### What is needed
Extract the records below word for word and ignore the images.

Dataset records:
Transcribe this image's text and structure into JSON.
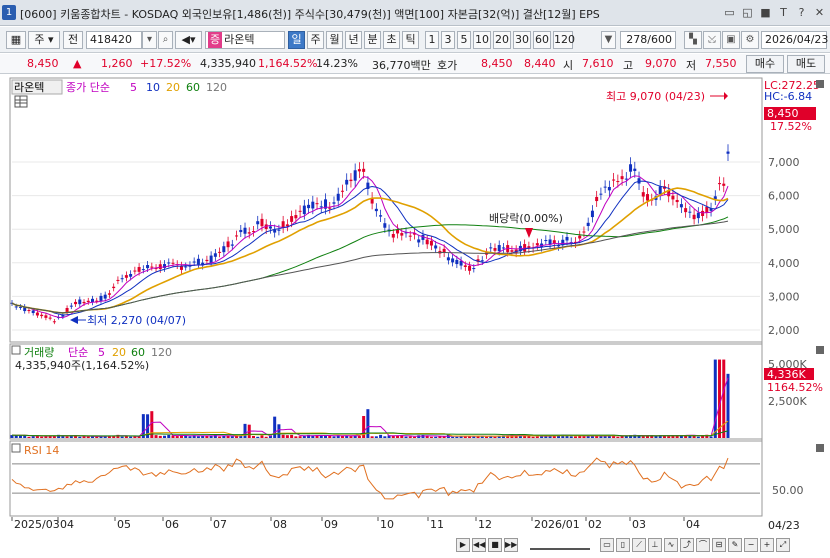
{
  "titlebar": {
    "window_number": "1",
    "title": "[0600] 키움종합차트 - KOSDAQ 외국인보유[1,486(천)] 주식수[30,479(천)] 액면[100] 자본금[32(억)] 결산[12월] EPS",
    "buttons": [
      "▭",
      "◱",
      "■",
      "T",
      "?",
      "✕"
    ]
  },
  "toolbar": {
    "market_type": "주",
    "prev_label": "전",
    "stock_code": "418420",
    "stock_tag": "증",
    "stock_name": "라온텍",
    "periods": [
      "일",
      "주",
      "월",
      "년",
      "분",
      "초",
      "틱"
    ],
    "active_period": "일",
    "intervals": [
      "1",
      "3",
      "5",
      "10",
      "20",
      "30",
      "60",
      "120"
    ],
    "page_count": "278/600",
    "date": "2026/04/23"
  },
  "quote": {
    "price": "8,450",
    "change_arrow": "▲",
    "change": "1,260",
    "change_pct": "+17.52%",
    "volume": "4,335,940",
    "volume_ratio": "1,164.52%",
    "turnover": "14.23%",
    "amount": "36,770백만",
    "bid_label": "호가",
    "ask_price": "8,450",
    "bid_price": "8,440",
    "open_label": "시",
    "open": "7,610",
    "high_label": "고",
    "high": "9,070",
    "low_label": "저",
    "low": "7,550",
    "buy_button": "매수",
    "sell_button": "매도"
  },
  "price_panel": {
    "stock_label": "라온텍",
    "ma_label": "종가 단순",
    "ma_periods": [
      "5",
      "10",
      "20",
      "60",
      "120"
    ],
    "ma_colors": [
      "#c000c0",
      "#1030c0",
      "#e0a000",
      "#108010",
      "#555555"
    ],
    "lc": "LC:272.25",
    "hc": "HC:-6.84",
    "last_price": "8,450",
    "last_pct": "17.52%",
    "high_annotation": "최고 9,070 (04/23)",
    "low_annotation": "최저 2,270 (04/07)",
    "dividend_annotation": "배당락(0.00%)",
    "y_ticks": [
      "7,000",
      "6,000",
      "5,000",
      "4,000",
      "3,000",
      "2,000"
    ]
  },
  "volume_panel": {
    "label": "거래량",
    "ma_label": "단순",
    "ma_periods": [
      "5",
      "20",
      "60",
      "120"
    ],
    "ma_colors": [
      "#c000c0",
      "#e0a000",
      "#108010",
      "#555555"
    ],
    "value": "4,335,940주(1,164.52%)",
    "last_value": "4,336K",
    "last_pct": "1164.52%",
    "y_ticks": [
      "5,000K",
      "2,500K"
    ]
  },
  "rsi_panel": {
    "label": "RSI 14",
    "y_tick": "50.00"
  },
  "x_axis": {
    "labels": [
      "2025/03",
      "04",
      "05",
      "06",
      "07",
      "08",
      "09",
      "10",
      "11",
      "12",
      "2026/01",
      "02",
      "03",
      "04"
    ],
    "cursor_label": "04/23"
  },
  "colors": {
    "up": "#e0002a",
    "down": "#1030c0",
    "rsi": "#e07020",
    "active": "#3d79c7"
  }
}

### Output for this exercise
Transcribe this image's text and structure into JSON.
{
  "titlebar": {
    "window_number": "1",
    "title": "[0600] 키움종합차트 - KOSDAQ 외국인보유[1,486(천)] 주식수[30,479(천)] 액면[100] 자본금[32(억)] 결산[12월] EPS",
    "buttons": [
      "▭",
      "◱",
      "■",
      "T",
      "?",
      "✕"
    ]
  },
  "toolbar": {
    "market_type": "주",
    "prev_label": "전",
    "stock_code": "418420",
    "stock_tag": "증",
    "stock_name": "라온텍",
    "periods": [
      "일",
      "주",
      "월",
      "년",
      "분",
      "초",
      "틱"
    ],
    "active_period": "일",
    "intervals": [
      "1",
      "3",
      "5",
      "10",
      "20",
      "30",
      "60",
      "120"
    ],
    "page_count": "278/600",
    "date": "2026/04/23"
  },
  "quote": {
    "price": "8,450",
    "change_arrow": "▲",
    "change": "1,260",
    "change_pct": "+17.52%",
    "volume": "4,335,940",
    "volume_ratio": "1,164.52%",
    "turnover": "14.23%",
    "amount": "36,770백만",
    "bid_label": "호가",
    "ask_price": "8,450",
    "bid_price": "8,440",
    "open_label": "시",
    "open": "7,610",
    "high_label": "고",
    "high": "9,070",
    "low_label": "저",
    "low": "7,550",
    "buy_button": "매수",
    "sell_button": "매도"
  },
  "price_panel": {
    "stock_label": "라온텍",
    "ma_label": "종가 단순",
    "ma_periods": [
      "5",
      "10",
      "20",
      "60",
      "120"
    ],
    "ma_colors": [
      "#c000c0",
      "#1030c0",
      "#e0a000",
      "#108010",
      "#555555"
    ],
    "lc": "LC:272.25",
    "hc": "HC:-6.84",
    "last_price": "8,450",
    "last_pct": "17.52%",
    "high_annotation": "최고 9,070 (04/23)",
    "low_annotation": "최저 2,270 (04/07)",
    "dividend_annotation": "배당락(0.00%)",
    "y_ticks": [
      "7,000",
      "6,000",
      "5,000",
      "4,000",
      "3,000",
      "2,000"
    ]
  },
  "volume_panel": {
    "label": "거래량",
    "ma_label": "단순",
    "ma_periods": [
      "5",
      "20",
      "60",
      "120"
    ],
    "ma_colors": [
      "#c000c0",
      "#e0a000",
      "#108010",
      "#555555"
    ],
    "value": "4,335,940주(1,164.52%)",
    "last_value": "4,336K",
    "last_pct": "1164.52%",
    "y_ticks": [
      "5,000K",
      "2,500K"
    ]
  },
  "rsi_panel": {
    "label": "RSI 14",
    "y_tick": "50.00"
  },
  "x_axis": {
    "labels": [
      "2025/03",
      "04",
      "05",
      "06",
      "07",
      "08",
      "09",
      "10",
      "11",
      "12",
      "2026/01",
      "02",
      "03",
      "04"
    ],
    "cursor_label": "04/23"
  },
  "colors": {
    "up": "#e0002a",
    "down": "#1030c0",
    "rsi": "#e07020",
    "active": "#3d79c7"
  }
}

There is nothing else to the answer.